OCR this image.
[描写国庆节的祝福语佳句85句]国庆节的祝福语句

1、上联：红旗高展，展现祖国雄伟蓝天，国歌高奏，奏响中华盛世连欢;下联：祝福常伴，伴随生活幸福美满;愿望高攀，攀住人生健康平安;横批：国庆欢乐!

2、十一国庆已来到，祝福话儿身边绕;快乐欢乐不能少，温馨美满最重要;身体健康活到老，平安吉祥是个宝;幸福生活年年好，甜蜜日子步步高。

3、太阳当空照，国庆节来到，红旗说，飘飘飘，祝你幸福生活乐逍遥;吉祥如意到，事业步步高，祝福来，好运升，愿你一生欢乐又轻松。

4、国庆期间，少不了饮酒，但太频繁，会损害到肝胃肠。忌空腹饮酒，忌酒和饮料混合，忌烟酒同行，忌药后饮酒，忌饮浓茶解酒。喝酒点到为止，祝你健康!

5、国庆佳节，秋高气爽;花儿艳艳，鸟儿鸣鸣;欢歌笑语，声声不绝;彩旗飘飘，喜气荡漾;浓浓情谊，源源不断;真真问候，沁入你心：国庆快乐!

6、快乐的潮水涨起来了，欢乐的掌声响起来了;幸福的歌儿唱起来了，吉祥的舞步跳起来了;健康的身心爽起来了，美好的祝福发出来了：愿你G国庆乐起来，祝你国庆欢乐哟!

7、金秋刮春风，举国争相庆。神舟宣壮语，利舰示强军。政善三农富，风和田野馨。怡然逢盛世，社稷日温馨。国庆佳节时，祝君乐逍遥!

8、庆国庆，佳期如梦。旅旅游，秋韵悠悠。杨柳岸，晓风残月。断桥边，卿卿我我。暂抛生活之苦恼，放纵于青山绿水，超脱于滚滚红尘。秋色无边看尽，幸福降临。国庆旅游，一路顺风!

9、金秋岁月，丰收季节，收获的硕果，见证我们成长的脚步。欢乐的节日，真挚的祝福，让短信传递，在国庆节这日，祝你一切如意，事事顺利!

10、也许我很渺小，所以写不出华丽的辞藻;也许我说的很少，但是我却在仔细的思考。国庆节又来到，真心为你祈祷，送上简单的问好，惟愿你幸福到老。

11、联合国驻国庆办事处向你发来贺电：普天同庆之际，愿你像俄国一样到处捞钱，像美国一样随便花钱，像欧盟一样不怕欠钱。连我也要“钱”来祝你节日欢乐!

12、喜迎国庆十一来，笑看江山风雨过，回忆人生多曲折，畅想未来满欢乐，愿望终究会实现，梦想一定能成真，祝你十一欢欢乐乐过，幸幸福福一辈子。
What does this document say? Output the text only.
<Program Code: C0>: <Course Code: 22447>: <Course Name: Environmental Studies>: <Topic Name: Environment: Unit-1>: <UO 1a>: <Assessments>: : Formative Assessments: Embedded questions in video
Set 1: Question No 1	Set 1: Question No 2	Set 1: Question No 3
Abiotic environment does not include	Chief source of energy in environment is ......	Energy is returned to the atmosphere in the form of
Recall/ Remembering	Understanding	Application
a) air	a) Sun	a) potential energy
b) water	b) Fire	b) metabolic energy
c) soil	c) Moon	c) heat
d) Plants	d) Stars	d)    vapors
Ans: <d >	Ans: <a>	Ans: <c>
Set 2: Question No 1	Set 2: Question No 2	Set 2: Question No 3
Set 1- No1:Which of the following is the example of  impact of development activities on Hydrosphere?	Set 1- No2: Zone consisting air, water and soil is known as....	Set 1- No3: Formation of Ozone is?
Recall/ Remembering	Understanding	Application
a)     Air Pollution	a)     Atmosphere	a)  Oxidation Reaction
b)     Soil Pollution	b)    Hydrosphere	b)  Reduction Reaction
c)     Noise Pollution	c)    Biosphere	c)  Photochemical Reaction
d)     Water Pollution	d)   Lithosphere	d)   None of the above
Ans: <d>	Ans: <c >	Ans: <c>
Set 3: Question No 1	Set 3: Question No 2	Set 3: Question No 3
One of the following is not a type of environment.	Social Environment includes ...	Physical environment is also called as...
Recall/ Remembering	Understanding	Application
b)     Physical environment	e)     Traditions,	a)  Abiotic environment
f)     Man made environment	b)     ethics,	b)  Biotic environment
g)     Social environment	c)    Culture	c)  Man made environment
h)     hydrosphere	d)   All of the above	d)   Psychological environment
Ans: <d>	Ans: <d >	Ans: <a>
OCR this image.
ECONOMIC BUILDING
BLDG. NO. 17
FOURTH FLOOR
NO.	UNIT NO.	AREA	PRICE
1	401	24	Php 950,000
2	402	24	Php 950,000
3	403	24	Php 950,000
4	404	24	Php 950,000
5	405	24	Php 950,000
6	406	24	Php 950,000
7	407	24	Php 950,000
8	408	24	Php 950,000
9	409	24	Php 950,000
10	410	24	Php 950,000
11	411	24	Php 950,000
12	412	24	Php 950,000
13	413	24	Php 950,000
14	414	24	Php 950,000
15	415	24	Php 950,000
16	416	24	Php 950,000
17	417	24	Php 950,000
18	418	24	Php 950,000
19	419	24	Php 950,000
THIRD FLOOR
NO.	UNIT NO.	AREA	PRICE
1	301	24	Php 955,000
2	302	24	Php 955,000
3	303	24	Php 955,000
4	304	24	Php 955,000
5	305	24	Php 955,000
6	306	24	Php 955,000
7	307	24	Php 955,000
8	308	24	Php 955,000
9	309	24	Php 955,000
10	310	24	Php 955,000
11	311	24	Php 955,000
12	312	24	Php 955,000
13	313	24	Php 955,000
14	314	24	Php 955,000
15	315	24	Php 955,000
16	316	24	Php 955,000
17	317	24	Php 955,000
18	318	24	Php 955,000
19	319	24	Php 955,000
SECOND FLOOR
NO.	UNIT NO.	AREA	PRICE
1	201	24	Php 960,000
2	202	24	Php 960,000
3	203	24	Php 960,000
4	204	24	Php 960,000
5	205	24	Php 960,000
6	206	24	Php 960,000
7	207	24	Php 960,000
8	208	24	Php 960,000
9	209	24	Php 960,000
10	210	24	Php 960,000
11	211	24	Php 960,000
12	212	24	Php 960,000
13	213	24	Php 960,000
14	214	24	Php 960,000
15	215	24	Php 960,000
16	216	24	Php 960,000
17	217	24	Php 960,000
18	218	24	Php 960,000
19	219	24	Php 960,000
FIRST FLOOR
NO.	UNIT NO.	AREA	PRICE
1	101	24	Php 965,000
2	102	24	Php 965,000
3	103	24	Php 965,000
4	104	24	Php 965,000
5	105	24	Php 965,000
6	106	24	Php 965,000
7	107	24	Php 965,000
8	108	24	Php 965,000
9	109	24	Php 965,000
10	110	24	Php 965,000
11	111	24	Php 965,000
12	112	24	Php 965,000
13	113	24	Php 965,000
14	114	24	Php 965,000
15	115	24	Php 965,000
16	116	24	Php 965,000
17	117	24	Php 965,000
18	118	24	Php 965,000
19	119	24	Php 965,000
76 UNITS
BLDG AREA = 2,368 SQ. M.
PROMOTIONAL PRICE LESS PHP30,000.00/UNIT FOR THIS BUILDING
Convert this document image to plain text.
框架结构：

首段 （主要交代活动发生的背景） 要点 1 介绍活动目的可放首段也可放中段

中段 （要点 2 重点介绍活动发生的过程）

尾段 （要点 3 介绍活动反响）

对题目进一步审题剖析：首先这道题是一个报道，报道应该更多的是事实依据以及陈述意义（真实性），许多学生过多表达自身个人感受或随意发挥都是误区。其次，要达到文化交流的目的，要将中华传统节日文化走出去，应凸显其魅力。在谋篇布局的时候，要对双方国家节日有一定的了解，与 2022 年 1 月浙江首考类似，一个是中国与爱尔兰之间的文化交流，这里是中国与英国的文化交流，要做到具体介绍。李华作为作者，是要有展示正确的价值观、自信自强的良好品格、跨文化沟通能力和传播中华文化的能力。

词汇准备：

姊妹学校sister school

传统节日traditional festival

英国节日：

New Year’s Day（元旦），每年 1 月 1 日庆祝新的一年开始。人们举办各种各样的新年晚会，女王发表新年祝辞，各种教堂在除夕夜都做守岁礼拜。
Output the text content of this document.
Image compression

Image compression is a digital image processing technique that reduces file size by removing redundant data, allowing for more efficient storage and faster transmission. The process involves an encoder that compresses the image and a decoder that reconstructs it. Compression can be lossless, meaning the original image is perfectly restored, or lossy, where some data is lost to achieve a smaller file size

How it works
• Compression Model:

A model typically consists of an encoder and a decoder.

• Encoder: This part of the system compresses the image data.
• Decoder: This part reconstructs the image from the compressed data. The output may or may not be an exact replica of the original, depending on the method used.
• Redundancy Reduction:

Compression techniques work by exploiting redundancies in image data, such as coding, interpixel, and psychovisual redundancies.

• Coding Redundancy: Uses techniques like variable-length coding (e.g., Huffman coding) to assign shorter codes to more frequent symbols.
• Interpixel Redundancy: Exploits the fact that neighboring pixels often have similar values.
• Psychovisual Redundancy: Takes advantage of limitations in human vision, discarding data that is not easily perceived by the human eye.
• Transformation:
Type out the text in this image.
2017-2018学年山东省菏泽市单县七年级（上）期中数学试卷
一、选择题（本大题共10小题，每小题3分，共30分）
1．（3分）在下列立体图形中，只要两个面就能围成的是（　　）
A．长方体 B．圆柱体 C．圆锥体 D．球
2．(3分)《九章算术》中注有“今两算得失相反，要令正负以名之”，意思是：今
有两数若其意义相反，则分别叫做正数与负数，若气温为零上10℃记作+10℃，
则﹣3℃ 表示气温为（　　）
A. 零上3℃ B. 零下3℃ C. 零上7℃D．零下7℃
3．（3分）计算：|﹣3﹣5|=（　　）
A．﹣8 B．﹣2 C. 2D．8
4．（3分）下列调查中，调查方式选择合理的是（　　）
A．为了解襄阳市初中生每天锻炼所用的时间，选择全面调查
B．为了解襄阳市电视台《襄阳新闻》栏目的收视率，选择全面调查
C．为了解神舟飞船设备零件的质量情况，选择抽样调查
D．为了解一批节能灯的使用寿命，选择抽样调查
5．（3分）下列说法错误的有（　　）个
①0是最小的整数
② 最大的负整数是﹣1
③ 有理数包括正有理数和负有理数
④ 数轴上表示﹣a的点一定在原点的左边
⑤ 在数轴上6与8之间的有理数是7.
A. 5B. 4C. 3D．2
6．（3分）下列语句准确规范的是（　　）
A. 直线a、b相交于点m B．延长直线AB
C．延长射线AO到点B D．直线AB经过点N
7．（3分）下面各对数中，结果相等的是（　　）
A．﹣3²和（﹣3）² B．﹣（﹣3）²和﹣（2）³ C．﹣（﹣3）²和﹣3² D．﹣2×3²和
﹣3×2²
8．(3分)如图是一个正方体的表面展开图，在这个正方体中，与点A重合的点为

#####

- **Task**
Search the entries for the word "following" and pick out every line that holds it.

- **Full response**
Set 1- No1:Which of the following is the example of  impact of development activities on Hydrosphere?	Set 1- No2: Zone consisting air, water and soil is known as....	Set 1- No3: Formation of Ozone is?
One of the following is not a type of environment.	Social Environment includes ...	Physical environment is also called as...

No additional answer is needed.